(TASK STATEMENT) In the entries below, count every line containing "xlabel". Return the number and nothing else.

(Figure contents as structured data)

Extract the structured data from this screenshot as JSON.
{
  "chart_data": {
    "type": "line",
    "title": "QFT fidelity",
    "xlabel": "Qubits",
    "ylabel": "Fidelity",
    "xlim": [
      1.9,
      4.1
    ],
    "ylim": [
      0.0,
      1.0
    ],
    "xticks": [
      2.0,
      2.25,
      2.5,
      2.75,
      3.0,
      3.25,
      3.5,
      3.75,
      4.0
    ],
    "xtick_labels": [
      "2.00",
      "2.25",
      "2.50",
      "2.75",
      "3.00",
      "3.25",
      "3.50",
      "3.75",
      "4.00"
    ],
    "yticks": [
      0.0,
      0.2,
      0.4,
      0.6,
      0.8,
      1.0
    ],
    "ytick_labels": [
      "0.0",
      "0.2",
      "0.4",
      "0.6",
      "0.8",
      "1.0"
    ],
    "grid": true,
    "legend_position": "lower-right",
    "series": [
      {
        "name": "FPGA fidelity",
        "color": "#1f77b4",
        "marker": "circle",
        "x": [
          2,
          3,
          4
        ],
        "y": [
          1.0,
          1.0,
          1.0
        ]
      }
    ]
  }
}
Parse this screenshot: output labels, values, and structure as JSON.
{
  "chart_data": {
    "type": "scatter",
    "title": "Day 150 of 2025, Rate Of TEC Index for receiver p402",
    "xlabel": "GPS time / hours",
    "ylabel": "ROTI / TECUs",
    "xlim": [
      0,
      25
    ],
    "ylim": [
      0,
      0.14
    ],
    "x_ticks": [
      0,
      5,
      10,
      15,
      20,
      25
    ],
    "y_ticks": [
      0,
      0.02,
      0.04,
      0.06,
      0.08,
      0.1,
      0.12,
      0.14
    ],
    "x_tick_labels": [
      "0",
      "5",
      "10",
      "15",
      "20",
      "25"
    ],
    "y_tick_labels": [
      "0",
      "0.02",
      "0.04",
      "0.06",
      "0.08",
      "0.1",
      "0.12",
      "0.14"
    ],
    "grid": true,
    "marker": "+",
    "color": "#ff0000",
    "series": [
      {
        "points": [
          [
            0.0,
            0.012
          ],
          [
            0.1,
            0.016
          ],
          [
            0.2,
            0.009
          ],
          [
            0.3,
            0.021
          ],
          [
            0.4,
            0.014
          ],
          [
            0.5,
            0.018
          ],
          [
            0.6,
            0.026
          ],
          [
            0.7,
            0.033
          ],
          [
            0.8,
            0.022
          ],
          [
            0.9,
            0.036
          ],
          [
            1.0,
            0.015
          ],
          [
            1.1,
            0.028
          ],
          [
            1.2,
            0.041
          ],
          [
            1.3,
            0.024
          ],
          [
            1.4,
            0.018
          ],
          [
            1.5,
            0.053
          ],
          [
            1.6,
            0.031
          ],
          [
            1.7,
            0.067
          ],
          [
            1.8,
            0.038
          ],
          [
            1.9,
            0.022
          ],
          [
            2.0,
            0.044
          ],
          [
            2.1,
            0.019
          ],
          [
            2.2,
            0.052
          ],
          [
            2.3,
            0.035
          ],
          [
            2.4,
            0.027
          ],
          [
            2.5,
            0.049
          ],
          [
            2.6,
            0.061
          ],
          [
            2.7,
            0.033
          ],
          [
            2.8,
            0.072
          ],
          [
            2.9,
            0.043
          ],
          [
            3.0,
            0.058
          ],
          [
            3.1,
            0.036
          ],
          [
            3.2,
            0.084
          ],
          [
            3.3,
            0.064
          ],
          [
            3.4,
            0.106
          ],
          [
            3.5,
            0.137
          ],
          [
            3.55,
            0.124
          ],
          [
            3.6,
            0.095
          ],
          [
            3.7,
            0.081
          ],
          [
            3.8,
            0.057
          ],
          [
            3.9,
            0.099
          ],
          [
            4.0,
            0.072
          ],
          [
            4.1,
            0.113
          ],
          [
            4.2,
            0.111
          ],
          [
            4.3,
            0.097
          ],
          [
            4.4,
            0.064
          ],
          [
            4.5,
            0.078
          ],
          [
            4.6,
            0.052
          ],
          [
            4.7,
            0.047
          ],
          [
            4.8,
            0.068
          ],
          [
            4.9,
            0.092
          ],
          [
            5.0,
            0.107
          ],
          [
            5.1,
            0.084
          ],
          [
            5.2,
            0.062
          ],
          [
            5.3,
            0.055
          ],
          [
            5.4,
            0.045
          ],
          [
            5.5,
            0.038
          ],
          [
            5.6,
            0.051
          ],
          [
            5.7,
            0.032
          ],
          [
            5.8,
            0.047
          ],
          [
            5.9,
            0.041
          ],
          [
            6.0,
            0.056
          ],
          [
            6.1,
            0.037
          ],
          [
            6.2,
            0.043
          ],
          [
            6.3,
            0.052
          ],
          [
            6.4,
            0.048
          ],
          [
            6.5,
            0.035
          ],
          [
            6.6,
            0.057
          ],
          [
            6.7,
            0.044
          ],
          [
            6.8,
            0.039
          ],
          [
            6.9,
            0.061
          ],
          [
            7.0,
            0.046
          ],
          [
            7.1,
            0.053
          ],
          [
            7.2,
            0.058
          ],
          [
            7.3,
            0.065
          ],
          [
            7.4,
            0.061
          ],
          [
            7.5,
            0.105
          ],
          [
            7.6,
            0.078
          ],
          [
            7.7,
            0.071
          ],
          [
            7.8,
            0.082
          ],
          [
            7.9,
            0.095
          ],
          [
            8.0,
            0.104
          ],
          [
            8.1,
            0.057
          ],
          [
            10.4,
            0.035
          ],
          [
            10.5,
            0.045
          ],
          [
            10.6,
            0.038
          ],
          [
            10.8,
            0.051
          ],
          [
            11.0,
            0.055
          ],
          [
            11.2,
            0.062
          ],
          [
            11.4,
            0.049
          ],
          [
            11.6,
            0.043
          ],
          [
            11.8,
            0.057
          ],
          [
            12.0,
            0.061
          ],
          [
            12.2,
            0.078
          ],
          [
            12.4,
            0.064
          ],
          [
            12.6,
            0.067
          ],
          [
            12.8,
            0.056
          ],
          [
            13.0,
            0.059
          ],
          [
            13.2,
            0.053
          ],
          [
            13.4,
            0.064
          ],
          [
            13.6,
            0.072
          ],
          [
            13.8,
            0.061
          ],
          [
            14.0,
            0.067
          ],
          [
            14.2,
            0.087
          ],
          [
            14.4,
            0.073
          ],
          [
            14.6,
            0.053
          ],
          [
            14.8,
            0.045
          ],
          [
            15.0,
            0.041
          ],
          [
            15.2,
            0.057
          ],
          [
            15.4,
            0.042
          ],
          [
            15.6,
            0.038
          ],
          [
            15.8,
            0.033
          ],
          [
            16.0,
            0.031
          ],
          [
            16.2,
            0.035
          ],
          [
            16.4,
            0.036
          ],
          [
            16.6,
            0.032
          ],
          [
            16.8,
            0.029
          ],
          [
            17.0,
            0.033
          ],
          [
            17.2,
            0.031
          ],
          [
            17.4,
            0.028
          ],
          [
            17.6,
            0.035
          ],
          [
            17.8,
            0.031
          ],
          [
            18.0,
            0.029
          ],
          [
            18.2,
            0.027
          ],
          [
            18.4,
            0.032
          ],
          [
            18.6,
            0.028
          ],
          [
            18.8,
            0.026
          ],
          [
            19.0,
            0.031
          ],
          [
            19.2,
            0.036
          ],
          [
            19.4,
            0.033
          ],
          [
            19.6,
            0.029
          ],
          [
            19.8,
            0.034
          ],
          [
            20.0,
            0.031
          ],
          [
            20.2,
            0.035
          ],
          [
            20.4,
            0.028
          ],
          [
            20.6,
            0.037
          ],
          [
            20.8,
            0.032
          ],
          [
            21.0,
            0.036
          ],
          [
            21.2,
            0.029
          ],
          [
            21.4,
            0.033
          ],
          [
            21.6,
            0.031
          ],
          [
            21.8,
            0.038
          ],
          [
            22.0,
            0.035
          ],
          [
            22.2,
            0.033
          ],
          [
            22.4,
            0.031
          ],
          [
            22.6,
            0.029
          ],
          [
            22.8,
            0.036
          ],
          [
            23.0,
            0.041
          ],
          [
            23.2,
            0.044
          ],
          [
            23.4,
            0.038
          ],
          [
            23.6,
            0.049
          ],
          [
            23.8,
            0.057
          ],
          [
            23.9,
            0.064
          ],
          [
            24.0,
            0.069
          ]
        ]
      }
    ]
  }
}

(THE ANSWER) 2